▸ EXCERPT:
Thursday, February 17, 2011

#345 Provisional Status

Ben Myers reads Jacob Taubes:

"In Barth’s interpretation of Paul, Taubes finds a recovery of the ‘nihilistic’ impulse of apocalyptic politics. The illegitimate nomos of the world is passing away. Neither quietism nor revolutionary zeal counts for anything; what the world needs is neither conservation nor reform, but annihilation and recreation."

He concludes:

"Taubes’ political appropriation of Barth/Paul should therefore also be modified: what his political nihilism lacks is a good dose of ecclesiological nihilism – or in Barthian terms, the (politically charged, but never secularised) concept of witness. The church’s witness to divine action is always simultaneously a gesture to its own provisional status, an acknowledgment of the abyss of judgment over which it is suspended – and thus also a witness to that strange anarchic grace by which God’s people are gathered into being out of nothingness."

Tuesday, February 15, 2011

#344 Colossians 1:24-29

Paul has now set the stage by recounting the Colossian church's testimony.  He has warned them against losing hope in the one true gospel.  He now delineates his role and theirs in what is to come next:

Now I rejoice in my sufferings for you, and fill up in my flesh whatever is lacking of the sufferings of Christ for the sake of his body, which is the church.  I have become a minister of the church according to the stewardship of God given to me with you in view, to make the word of God fully known.  This is the mystery which has been concealed for ages and generations, but has now been manifested to his saints.  To them God chose to make known the glorious wealth of this mystery among the Gentiles - it is Christ in you, the hope of glory.  It is he whom we preach, as we instruct everyone and teach everyone in all wisdom, so as to present everyone perfect in Christ.  This indeed is the end for which I labor, contending according to his power which operates mightily within me.

It shouldn't be surprising that Paul identifies his own suffering with the messiah's.  As F.F. Bruce points out in his commentary, Paul's experience on the Damascus road taught him that the messiah himself identified the sufferings of his people with his own suffering.  Though Paul (then Saul) persecuted Christians, Jesus ask the question this way: "Saul, Saul, why do you persecute me?"  As Bruce puts it, "Christ suffered in his people."  Bruce also notes that Paul and Barnabas allude to the Isaianic servant passages when they turn their mission toward the Gentiles at Pisidian Antioch.  For Paul, "... the Servant's mission of enlightenment to the nations is to be carried on by the representatives of Christ."

The idea of filling up what is lacking is an eschatological concept.  Bruce says that a "quota of affliction" before the end could come is a rabbinical idea.  It is certainly a New Testament theme (here in Paul and I think in Revelation as well).  It is also an early church concept.  In The Shepherd of Hermas, a metaphor of a tower being built plays the same illustrative role.  When the last stone is placed in the tower, the end comes.

Verse 27 is grammatically odd.  Perhaps Paul's meaning was something akin to the following paraphrase: "God chose you to be his agents to make known the glorious wealth of the messiah among the rest of the Gentiles.  The hope of their glory is the messiah in you."  To the saints, God had given the task of making him known by putting Christ on full display.  Paul is calling on the Colossians to join him in this project of revealing the mystery to the broader Gentile world.  Certainly, the Jewish messiah being found in and revealed by a bunch of Gentiles from Asia Minor is a striking witness to the watching world that the salvation promised by the god of Israel is now opened to everyone.

▸ PROVIDED RECORDS:
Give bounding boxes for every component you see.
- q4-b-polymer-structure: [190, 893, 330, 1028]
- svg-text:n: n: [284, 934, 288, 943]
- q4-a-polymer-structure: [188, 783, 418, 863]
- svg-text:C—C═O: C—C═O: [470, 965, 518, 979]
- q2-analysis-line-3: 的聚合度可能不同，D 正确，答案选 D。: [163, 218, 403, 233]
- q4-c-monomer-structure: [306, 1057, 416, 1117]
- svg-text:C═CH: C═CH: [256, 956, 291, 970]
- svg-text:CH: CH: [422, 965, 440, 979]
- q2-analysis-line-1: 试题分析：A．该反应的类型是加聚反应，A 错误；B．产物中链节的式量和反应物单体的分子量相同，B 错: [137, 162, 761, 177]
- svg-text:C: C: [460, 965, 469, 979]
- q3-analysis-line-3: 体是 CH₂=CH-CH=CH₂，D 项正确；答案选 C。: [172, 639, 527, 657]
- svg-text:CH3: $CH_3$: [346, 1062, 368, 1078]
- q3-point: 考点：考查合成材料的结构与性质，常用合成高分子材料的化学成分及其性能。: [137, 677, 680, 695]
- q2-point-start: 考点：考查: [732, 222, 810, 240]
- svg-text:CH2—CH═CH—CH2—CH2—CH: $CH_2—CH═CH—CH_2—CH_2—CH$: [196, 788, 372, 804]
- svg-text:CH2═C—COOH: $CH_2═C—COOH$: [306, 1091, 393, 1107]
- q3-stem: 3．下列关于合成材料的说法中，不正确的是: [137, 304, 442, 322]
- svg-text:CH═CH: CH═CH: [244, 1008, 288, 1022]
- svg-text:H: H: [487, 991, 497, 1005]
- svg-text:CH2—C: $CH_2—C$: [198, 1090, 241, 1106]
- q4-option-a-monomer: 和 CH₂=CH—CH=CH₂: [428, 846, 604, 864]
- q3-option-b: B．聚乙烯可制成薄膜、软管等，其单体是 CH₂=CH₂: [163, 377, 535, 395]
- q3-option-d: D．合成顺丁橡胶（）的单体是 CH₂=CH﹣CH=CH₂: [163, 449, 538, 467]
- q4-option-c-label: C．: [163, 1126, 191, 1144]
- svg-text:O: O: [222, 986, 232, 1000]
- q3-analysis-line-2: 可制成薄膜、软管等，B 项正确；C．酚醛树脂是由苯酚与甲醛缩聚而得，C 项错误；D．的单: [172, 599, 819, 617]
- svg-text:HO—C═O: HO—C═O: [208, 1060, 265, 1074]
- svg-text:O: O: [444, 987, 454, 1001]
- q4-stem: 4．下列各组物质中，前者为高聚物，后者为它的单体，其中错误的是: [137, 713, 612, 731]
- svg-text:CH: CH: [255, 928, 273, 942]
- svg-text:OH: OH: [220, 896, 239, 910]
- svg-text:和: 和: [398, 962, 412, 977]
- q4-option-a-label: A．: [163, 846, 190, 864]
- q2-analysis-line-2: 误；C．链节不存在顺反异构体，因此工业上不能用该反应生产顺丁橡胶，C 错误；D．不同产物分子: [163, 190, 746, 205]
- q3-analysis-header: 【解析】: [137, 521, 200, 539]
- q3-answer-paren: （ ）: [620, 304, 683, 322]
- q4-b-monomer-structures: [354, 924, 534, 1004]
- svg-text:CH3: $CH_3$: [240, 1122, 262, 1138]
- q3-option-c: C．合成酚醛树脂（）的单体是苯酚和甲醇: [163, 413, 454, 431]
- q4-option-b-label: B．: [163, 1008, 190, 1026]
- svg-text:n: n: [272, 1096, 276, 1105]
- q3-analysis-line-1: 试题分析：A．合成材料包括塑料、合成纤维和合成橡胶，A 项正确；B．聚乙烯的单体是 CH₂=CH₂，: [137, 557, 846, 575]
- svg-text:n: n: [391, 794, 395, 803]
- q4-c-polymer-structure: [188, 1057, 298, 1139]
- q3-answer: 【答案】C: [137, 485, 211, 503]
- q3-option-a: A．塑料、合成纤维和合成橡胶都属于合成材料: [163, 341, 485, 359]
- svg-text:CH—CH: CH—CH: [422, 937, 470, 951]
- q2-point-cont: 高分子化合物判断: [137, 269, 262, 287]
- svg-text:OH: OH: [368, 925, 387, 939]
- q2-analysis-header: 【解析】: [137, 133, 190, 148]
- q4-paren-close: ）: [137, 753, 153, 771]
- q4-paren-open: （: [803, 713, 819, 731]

▸ BRIEF 1:
Switch "component" to "object" in the listing, starting at its first line and ending with the line that contains "- svg-text:C—C═O: C—C═O: [470, 965, 518, 979]". Give back only those lines, with nothing else changed.
▸ BRIEF 2:
Proceed with the blog excerpt on Colossians 1:24-29 from the point where it stops.

▸ RESPONSE 1:
Give bounding boxes for every object you see.
- q4-b-polymer-structure: [190, 893, 330, 1028]
- svg-text:n: n: [284, 934, 288, 943]
- q4-a-polymer-structure: [188, 783, 418, 863]
- svg-text:C—C═O: C—C═O: [470, 965, 518, 979]

▸ RESPONSE 2:
Indeed, Paul's goal is nothing short of salvation for the entire world.  The threefold "...every man... every man... every man" in 1:28 drives the point home.  The mystery that had been hidden from the Gentiles (obscurely in the law and prophets) is now on display.  In Christ, revelation takes the place of apocalypse and the church must now bring to completion the suffering which Christ had begun.  In order to achieve the full eschatological measure, the Colossians will need to hold firm to reveal the Jewish messiah in them (oddly enough) to their fellow Gentiles.  The cross was not the end of pain, suffering, and death; it was only the beginning.  

Monday, February 14, 2011

#343 Melville on the Pulpit

Pastors and priests are in a unique position:

"Nor was the pulpit itself without a trace of the same sea-taste that had achieved the ladder and the picture.  It's paneled front was in the likeness of a ship's bluff bows...  What could be more full of meaning? -- for the pulpit is ever this earth's foremost part; all the rest comes in its rear; the pulpit leads the world.  From thence it is the storm of God's quick wrath is descried, and the bow must bear the earliest brunt.  From thence it is the God of breezes fair or foul is first invoked for favorable winds.  Yes, the world's a ship on its passage out, and not a voyage complete; and the pulpit is its prow."

-- Moby Dick by Herman Melville, p. 35

Friday, February 11, 2011

#342 Three Year Old Theology

The other night when I was putting my son to bed, I mentioned something about Jesus in his heart.  Immediately, the whites of his eyes brightened the darkness of his room.  He lifted up his shirt, pointed to his chest, and said completely flummoxed, "In here?"  A lifetime of church, Christian schools and culture, and my own theological dabbling failed to prepare me for that moment.  I was speechless.  I'd gone and confused a not-yet three year-old and he'd gone and dealt my years of training a devastating blow.

My first instinct was to explain the concept of metaphor but I quickly remembered I was dealing with a two year-old and stumbled into another response.  I honestly can't remember how I answered, proving that there was nothing memorable about my answer.  Weeks later, I made the "mistake" of saying that God was in heaven.  The now three year-old pounced.  "Far away?"  This time I surrendered.  "Yes, far away."  Had I been given more time, I could've come up with something better.  But this time, I wasted no time tucking my tail in defeat.

In Jimmy Dunn's Colossians commentary he says, "That a person should be spoken of as indwelling another no doubt poses something of a conceptual difficulty, but the idea of divine immanence in an individual is simply an aspect of the larger concept of divine immanence (see on 1:19), and generations of Christian believers have evidently found no problem in using such language to describe the experience of personal communion with God understood in terms of Jesus Christ and the inner strengthening which comes through it."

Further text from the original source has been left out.